* [PROBLEM STATEMENT]: Print each of the entries exactly, leaving nothing out.

* [THE RECORDS]:
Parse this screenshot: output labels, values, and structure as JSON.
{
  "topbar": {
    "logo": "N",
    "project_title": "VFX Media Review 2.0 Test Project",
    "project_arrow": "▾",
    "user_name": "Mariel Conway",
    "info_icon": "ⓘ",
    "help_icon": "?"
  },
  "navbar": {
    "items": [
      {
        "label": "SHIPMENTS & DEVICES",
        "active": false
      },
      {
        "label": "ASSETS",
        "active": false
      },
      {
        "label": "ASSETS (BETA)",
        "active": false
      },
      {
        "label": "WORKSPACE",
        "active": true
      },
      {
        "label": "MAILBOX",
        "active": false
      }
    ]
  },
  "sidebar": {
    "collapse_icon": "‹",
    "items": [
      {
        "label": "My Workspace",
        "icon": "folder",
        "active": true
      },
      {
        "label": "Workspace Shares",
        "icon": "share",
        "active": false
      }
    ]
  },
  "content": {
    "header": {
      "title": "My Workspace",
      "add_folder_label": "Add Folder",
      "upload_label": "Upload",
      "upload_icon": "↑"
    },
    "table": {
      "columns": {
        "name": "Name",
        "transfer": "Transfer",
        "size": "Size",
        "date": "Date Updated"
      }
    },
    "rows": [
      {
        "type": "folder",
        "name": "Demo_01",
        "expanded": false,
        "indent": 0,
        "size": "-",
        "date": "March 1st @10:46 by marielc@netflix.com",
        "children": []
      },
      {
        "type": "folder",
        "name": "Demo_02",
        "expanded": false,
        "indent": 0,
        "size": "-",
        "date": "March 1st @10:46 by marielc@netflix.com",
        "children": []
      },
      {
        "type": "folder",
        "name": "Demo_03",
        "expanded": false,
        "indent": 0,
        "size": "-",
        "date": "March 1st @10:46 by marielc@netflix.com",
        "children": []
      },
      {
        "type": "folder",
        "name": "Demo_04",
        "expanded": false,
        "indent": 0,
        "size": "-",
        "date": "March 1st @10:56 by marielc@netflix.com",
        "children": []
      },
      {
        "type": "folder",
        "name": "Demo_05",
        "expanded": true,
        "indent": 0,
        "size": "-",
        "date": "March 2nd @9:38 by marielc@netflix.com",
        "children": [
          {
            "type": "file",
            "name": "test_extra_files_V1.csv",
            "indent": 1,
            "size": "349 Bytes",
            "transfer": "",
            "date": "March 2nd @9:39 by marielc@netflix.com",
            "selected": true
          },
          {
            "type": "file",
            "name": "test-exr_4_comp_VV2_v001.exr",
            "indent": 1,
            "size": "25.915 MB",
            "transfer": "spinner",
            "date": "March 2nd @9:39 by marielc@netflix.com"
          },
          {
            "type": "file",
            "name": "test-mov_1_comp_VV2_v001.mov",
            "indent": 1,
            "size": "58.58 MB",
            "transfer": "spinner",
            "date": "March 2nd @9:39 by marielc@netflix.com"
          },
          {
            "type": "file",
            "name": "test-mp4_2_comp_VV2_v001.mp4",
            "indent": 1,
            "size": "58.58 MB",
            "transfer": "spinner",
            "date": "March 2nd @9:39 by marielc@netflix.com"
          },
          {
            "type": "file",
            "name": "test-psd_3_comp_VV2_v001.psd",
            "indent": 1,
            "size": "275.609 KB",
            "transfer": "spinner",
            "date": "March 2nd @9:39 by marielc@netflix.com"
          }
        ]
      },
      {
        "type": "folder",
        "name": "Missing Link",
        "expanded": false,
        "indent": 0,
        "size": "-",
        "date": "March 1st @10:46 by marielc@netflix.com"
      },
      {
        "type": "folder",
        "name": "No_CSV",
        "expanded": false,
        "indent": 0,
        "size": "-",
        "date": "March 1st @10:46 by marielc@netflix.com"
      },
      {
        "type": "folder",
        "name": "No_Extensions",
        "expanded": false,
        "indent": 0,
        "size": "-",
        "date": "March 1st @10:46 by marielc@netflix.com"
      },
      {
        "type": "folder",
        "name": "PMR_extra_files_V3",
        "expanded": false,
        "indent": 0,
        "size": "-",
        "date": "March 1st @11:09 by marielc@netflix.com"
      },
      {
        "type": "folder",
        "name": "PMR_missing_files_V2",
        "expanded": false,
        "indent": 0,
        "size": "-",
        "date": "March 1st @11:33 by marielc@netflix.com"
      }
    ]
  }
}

* [TASK RESULT]:
Parse this screenshot: output labels, values, and structure as JSON.
{
  "topbar": {
    "logo": "N",
    "project_title": "VFX Media Review 2.0 Test Project",
    "project_arrow": "▾",
    "user_name": "Mariel Conway",
    "info_icon": "ⓘ",
    "help_icon": "?"
  },
  "navbar": {
    "items": [
      {
        "label": "SHIPMENTS & DEVICES",
        "active": false
      },
      {
        "label": "ASSETS",
        "active": false
      },
      {
        "label": "ASSETS (BETA)",
        "active": false
      },
      {
        "label": "WORKSPACE",
        "active": true
      },
      {
        "label": "MAILBOX",
        "active": false
      }
    ]
  },
  "sidebar": {
    "collapse_icon": "‹",
    "items": [
      {
        "label": "My Workspace",
        "icon": "folder",
        "active": true
      },
      {
        "label": "Workspace Shares",
        "icon": "share",
        "active": false
      }
    ]
  },
  "content": {
    "header": {
      "title": "My Workspace",
      "add_folder_label": "Add Folder",
      "upload_label": "Upload",
      "upload_icon": "↑"
    },
    "table": {
      "columns": {
        "name": "Name",
        "transfer": "Transfer",
        "size": "Size",
        "date": "Date Updated"
      }
    },
    "rows": [
      {
        "type": "folder",
        "name": "Demo_01",
        "expanded": false,
        "indent": 0,
        "size": "-",
        "date": "March 1st @10:46 by marielc@netflix.com",
        "children": []
      },
      {
        "type": "folder",
        "name": "Demo_02",
        "expanded": false,
        "indent": 0,
        "size": "-",
        "date": "March 1st @10:46 by marielc@netflix.com",
        "children": []
      },
      {
        "type": "folder",
        "name": "Demo_03",
        "expanded": false,
        "indent": 0,
        "size": "-",
        "date": "March 1st @10:46 by marielc@netflix.com",
        "children": []
      },
      {
        "type": "folder",
        "name": "Demo_04",
        "expanded": false,
        "indent": 0,
        "size": "-",
        "date": "March 1st @10:56 by marielc@netflix.com",
        "children": []
      },
      {
        "type": "folder",
        "name": "Demo_05",
        "expanded": true,
        "indent": 0,
        "size": "-",
        "date": "March 2nd @9:38 by marielc@netflix.com",
        "children": [
          {
            "type": "file",
            "name": "test_extra_files_V1.csv",
            "indent": 1,
            "size": "349 Bytes",
            "transfer": "",
            "date": "March 2nd @9:39 by marielc@netflix.com",
            "selected": true
          },
          {
            "type": "file",
            "name": "test-exr_4_comp_VV2_v001.exr",
            "indent": 1,
            "size": "25.915 MB",
            "transfer": "spinner",
            "date": "March 2nd @9:39 by marielc@netflix.com"
          },
          {
            "type": "file",
            "name": "test-mov_1_comp_VV2_v001.mov",
            "indent": 1,
            "size": "58.58 MB",
            "transfer": "spinner",
            "date": "March 2nd @9:39 by marielc@netflix.com"
          },
          {
            "type": "file",
            "name": "test-mp4_2_comp_VV2_v001.mp4",
            "indent": 1,
            "size": "58.58 MB",
            "transfer": "spinner",
            "date": "March 2nd @9:39 by marielc@netflix.com"
          },
          {
            "type": "file",
            "name": "test-psd_3_comp_VV2_v001.psd",
            "indent": 1,
            "size": "275.609 KB",
            "transfer": "spinner",
            "date": "March 2nd @9:39 by marielc@netflix.com"
          }
        ]
      },
      {
        "type": "folder",
        "name": "Missing Link",
        "expanded": false,
        "indent": 0,
        "size": "-",
        "date": "March 1st @10:46 by marielc@netflix.com"
      },
      {
        "type": "folder",
        "name": "No_CSV",
        "expanded": false,
        "indent": 0,
        "size": "-",
        "date": "March 1st @10:46 by marielc@netflix.com"
      },
      {
        "type": "folder",
        "name": "No_Extensions",
        "expanded": false,
        "indent": 0,
        "size": "-",
        "date": "March 1st @10:46 by marielc@netflix.com"
      },
      {
        "type": "folder",
        "name": "PMR_extra_files_V3",
        "expanded": false,
        "indent": 0,
        "size": "-",
        "date": "March 1st @11:09 by marielc@netflix.com"
      },
      {
        "type": "folder",
        "name": "PMR_missing_files_V2",
        "expanded": false,
        "indent": 0,
        "size": "-",
        "date": "March 1st @11:33 by marielc@netflix.com"
      }
    ]
  }
}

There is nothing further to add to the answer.